§ Dataset extract
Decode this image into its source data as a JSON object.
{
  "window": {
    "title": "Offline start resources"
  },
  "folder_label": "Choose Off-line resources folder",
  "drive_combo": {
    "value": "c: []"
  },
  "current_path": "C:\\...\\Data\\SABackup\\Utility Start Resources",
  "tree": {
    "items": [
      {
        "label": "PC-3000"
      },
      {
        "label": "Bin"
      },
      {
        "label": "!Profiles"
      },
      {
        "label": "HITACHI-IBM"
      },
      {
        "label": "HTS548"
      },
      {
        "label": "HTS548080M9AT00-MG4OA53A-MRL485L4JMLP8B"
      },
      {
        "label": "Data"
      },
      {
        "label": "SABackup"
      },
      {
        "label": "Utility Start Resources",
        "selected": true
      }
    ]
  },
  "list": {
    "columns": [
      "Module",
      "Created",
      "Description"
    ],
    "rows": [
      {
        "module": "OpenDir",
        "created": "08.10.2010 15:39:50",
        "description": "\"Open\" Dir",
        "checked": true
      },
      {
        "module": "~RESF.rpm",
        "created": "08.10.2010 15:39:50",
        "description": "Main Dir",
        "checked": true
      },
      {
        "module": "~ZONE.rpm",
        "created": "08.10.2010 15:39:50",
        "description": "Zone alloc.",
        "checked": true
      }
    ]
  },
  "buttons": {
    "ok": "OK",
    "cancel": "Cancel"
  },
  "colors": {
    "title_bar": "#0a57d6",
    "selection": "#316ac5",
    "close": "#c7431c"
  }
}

§ Exercise
Give the data again, exactly as it stands.

§ Correct result
Decode this image into its source data as a JSON object.
{
  "window": {
    "title": "Offline start resources"
  },
  "folder_label": "Choose Off-line resources folder",
  "drive_combo": {
    "value": "c: []"
  },
  "current_path": "C:\\...\\Data\\SABackup\\Utility Start Resources",
  "tree": {
    "items": [
      {
        "label": "PC-3000"
      },
      {
        "label": "Bin"
      },
      {
        "label": "!Profiles"
      },
      {
        "label": "HITACHI-IBM"
      },
      {
        "label": "HTS548"
      },
      {
        "label": "HTS548080M9AT00-MG4OA53A-MRL485L4JMLP8B"
      },
      {
        "label": "Data"
      },
      {
        "label": "SABackup"
      },
      {
        "label": "Utility Start Resources",
        "selected": true
      }
    ]
  },
  "list": {
    "columns": [
      "Module",
      "Created",
      "Description"
    ],
    "rows": [
      {
        "module": "OpenDir",
        "created": "08.10.2010 15:39:50",
        "description": "\"Open\" Dir",
        "checked": true
      },
      {
        "module": "~RESF.rpm",
        "created": "08.10.2010 15:39:50",
        "description": "Main Dir",
        "checked": true
      },
      {
        "module": "~ZONE.rpm",
        "created": "08.10.2010 15:39:50",
        "description": "Zone alloc.",
        "checked": true
      }
    ]
  },
  "buttons": {
    "ok": "OK",
    "cancel": "Cancel"
  },
  "colors": {
    "title_bar": "#0a57d6",
    "selection": "#316ac5",
    "close": "#c7431c"
  }
}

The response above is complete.